#### WORK INSTRUCTIONS:
Gather the lines from the material that contain "this".

#### SUPPLIED MATERIAL:
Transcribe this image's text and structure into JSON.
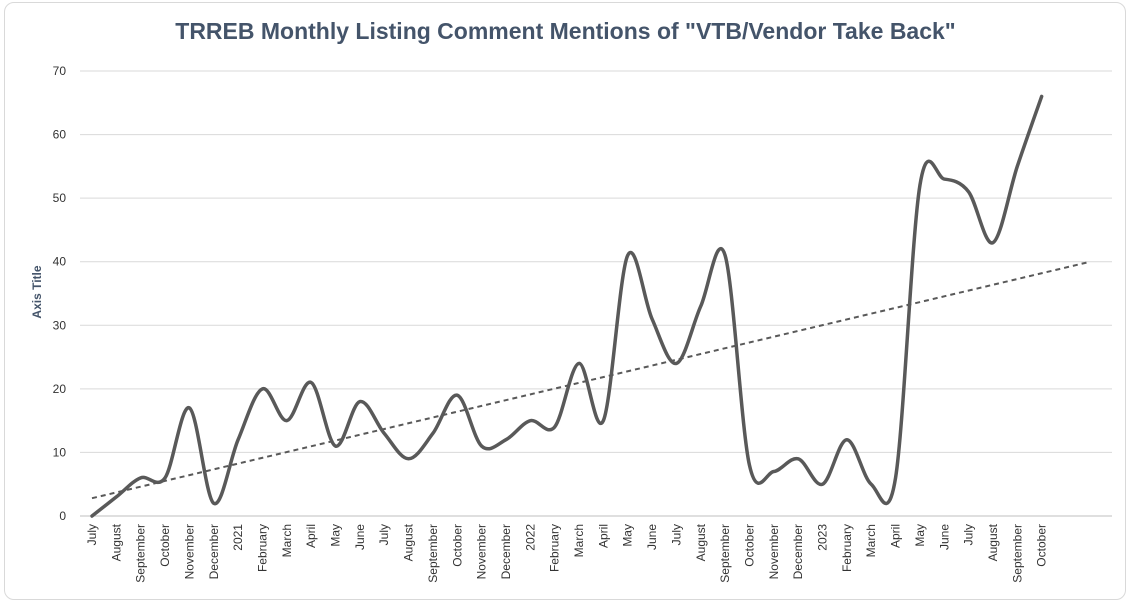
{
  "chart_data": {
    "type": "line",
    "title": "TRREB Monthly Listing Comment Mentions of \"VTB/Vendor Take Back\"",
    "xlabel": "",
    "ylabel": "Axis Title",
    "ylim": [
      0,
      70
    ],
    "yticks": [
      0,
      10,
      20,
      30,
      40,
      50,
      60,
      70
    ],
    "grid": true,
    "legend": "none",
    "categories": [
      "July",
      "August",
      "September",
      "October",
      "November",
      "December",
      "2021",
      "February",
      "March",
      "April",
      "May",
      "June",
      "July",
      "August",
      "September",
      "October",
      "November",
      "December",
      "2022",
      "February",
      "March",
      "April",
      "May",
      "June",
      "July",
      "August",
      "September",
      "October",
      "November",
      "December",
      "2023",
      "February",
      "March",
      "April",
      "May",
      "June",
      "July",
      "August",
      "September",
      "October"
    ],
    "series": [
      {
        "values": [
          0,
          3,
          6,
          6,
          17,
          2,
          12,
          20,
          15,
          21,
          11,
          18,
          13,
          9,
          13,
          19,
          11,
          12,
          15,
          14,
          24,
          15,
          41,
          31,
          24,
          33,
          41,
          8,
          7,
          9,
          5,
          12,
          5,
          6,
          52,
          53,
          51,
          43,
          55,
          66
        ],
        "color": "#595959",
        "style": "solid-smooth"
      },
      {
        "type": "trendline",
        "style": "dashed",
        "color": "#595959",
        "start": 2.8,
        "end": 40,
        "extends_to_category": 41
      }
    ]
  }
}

...

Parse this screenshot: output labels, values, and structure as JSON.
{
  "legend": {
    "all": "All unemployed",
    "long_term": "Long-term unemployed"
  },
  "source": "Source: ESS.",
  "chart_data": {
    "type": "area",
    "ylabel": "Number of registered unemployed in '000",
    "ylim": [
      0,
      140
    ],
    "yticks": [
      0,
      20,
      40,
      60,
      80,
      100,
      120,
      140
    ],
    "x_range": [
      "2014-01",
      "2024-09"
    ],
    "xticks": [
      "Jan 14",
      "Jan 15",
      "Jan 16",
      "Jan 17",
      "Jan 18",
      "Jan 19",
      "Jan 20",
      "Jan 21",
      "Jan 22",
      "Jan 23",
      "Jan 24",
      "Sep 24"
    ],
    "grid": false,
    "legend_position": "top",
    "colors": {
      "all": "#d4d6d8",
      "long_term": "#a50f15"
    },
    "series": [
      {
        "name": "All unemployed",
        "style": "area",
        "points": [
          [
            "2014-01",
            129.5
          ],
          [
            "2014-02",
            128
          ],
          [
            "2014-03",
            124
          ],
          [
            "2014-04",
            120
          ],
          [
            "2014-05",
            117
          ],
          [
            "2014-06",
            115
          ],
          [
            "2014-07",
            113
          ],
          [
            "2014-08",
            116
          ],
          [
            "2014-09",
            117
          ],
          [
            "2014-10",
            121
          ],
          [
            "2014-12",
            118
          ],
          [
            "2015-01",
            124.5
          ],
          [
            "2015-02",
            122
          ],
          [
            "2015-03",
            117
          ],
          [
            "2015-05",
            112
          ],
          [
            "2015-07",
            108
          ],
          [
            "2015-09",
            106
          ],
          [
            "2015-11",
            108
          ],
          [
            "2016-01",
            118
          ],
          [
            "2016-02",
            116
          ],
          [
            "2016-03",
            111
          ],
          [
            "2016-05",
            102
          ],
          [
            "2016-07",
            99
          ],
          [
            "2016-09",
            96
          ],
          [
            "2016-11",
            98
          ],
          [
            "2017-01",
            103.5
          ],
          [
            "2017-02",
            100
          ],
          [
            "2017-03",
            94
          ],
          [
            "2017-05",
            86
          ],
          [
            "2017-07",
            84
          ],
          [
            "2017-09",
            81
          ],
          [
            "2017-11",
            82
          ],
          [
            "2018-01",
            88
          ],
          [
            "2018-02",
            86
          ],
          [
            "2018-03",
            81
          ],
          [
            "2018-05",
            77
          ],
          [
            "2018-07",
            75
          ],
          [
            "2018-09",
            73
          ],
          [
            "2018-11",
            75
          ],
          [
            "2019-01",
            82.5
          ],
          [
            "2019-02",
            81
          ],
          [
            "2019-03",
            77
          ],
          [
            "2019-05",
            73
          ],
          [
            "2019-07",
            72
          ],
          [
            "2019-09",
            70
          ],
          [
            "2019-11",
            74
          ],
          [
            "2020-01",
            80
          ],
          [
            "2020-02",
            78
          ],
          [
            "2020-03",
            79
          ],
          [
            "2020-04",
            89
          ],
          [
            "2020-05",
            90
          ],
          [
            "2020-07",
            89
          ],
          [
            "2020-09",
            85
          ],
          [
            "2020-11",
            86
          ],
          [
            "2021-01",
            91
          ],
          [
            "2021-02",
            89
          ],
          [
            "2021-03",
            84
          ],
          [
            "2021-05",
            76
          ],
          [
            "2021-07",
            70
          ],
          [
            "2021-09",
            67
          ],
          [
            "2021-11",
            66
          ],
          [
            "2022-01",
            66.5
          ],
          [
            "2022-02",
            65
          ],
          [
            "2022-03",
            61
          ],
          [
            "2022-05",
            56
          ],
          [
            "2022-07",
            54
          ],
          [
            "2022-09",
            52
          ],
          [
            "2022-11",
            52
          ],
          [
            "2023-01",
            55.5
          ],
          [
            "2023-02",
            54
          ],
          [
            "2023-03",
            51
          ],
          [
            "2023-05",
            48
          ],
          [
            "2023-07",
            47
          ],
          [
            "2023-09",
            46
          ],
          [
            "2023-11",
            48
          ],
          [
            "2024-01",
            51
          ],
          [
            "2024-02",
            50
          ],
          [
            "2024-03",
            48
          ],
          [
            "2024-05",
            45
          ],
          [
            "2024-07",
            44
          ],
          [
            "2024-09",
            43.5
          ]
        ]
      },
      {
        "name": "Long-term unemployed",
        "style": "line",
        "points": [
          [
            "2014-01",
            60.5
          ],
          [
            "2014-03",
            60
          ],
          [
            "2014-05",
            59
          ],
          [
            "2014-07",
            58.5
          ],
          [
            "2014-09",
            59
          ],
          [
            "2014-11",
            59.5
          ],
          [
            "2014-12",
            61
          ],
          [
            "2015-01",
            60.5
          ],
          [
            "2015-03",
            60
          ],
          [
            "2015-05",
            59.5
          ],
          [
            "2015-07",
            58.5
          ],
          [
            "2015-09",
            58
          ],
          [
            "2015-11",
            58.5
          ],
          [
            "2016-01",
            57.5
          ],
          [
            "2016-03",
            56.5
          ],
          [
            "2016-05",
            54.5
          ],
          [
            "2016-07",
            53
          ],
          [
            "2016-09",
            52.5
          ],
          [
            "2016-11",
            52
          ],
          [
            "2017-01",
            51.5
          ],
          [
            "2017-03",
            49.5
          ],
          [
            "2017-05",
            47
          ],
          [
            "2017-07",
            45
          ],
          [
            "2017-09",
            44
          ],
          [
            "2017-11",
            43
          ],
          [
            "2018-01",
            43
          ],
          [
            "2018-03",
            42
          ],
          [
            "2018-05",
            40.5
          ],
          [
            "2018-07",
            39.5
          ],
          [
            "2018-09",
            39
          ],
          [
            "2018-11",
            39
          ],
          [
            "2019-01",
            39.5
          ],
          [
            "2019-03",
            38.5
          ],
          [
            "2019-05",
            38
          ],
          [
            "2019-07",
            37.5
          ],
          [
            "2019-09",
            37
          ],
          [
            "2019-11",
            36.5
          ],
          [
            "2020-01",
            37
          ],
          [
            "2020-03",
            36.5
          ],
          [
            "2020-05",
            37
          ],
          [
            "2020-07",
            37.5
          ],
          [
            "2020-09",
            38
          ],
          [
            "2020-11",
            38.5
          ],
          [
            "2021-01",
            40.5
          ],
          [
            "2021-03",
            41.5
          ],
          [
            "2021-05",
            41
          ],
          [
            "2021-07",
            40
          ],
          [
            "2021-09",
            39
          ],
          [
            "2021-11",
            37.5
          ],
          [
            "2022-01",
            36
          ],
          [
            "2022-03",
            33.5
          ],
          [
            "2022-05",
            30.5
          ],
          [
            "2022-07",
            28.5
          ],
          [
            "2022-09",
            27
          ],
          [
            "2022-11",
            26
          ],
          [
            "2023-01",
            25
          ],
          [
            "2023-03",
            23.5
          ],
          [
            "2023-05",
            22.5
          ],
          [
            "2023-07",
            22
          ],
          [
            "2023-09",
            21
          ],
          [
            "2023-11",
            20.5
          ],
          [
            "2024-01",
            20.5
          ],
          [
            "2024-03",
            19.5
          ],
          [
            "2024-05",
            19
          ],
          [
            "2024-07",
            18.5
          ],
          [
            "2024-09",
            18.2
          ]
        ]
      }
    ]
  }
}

#### TASK OUTPUT:
Transcribe this image's text and structure into JSON.
Parse this screenshot: output labels, values, and structure as JSON.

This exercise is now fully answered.